> [Direction]:
Every entry must be echoed exactly.

[Begin Data for processing]

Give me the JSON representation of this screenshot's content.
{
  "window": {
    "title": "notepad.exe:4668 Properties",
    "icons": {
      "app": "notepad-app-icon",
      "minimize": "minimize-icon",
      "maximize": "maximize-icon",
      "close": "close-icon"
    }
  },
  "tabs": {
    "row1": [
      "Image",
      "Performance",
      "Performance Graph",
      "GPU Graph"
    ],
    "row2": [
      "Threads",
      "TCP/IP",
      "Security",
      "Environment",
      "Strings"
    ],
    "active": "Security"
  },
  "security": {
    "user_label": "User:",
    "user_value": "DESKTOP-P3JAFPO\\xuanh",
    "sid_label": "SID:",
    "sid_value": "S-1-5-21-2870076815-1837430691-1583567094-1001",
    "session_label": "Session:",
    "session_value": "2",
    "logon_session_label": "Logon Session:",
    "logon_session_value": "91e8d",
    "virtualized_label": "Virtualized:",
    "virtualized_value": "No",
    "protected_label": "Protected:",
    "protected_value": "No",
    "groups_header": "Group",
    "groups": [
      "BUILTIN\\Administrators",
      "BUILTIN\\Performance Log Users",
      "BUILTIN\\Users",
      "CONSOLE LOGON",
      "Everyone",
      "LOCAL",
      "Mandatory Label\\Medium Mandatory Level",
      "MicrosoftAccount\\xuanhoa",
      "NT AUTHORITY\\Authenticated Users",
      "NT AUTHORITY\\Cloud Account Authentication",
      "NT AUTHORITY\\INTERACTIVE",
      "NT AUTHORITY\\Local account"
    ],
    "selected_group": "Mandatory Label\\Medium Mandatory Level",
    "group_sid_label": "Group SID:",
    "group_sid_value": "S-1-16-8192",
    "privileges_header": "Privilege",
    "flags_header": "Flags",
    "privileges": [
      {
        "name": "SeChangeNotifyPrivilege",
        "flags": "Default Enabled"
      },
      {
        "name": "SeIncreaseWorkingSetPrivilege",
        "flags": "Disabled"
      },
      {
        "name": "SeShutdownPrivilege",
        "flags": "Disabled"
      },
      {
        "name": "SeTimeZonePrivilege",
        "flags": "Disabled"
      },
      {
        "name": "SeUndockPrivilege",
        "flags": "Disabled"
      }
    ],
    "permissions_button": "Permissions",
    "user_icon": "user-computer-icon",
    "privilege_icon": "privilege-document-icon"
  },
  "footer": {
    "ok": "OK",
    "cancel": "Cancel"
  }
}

[End Data for processing]

> [Written answer]:
Give me the JSON representation of this screenshot's content.
{
  "window": {
    "title": "notepad.exe:4668 Properties",
    "icons": {
      "app": "notepad-app-icon",
      "minimize": "minimize-icon",
      "maximize": "maximize-icon",
      "close": "close-icon"
    }
  },
  "tabs": {
    "row1": [
      "Image",
      "Performance",
      "Performance Graph",
      "GPU Graph"
    ],
    "row2": [
      "Threads",
      "TCP/IP",
      "Security",
      "Environment",
      "Strings"
    ],
    "active": "Security"
  },
  "security": {
    "user_label": "User:",
    "user_value": "DESKTOP-P3JAFPO\\xuanh",
    "sid_label": "SID:",
    "sid_value": "S-1-5-21-2870076815-1837430691-1583567094-1001",
    "session_label": "Session:",
    "session_value": "2",
    "logon_session_label": "Logon Session:",
    "logon_session_value": "91e8d",
    "virtualized_label": "Virtualized:",
    "virtualized_value": "No",
    "protected_label": "Protected:",
    "protected_value": "No",
    "groups_header": "Group",
    "groups": [
      "BUILTIN\\Administrators",
      "BUILTIN\\Performance Log Users",
      "BUILTIN\\Users",
      "CONSOLE LOGON",
      "Everyone",
      "LOCAL",
      "Mandatory Label\\Medium Mandatory Level",
      "MicrosoftAccount\\xuanhoa",
      "NT AUTHORITY\\Authenticated Users",
      "NT AUTHORITY\\Cloud Account Authentication",
      "NT AUTHORITY\\INTERACTIVE",
      "NT AUTHORITY\\Local account"
    ],
    "selected_group": "Mandatory Label\\Medium Mandatory Level",
    "group_sid_label": "Group SID:",
    "group_sid_value": "S-1-16-8192",
    "privileges_header": "Privilege",
    "flags_header": "Flags",
    "privileges": [
      {
        "name": "SeChangeNotifyPrivilege",
        "flags": "Default Enabled"
      },
      {
        "name": "SeIncreaseWorkingSetPrivilege",
        "flags": "Disabled"
      },
      {
        "name": "SeShutdownPrivilege",
        "flags": "Disabled"
      },
      {
        "name": "SeTimeZonePrivilege",
        "flags": "Disabled"
      },
      {
        "name": "SeUndockPrivilege",
        "flags": "Disabled"
      }
    ],
    "permissions_button": "Permissions",
    "user_icon": "user-computer-icon",
    "privilege_icon": "privilege-document-icon"
  },
  "footer": {
    "ok": "OK",
    "cancel": "Cancel"
  }
}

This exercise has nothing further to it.